[CHALLENGE] In the material below, find how many lines contain the string "yang". Write only that number.

#### EXCERPTED DATA ####

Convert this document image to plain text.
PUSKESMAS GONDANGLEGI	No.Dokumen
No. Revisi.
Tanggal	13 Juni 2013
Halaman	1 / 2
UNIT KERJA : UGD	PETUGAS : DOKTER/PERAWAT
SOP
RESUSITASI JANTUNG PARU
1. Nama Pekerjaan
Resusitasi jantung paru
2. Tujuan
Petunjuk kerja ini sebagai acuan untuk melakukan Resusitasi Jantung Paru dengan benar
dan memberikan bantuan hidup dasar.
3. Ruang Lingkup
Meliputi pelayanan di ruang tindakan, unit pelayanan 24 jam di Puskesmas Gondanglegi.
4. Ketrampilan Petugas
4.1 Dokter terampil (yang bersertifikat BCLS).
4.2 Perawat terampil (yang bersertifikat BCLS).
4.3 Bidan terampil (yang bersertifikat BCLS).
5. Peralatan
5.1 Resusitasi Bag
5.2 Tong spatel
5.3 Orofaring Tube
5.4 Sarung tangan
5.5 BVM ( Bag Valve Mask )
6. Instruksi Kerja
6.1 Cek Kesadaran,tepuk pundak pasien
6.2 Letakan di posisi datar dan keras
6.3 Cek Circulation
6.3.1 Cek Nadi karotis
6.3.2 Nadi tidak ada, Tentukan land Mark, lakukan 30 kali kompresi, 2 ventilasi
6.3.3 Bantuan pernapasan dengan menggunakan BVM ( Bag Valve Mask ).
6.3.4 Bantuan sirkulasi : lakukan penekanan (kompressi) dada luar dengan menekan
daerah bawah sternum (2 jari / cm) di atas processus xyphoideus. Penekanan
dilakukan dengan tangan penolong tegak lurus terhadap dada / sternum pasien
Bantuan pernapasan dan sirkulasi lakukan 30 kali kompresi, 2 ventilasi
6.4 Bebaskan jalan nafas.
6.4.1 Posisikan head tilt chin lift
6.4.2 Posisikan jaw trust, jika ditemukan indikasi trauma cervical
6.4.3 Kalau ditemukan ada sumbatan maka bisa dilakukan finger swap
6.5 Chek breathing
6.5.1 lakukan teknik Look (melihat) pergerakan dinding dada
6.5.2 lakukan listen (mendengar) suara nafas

####

[FINISHED TASK] 3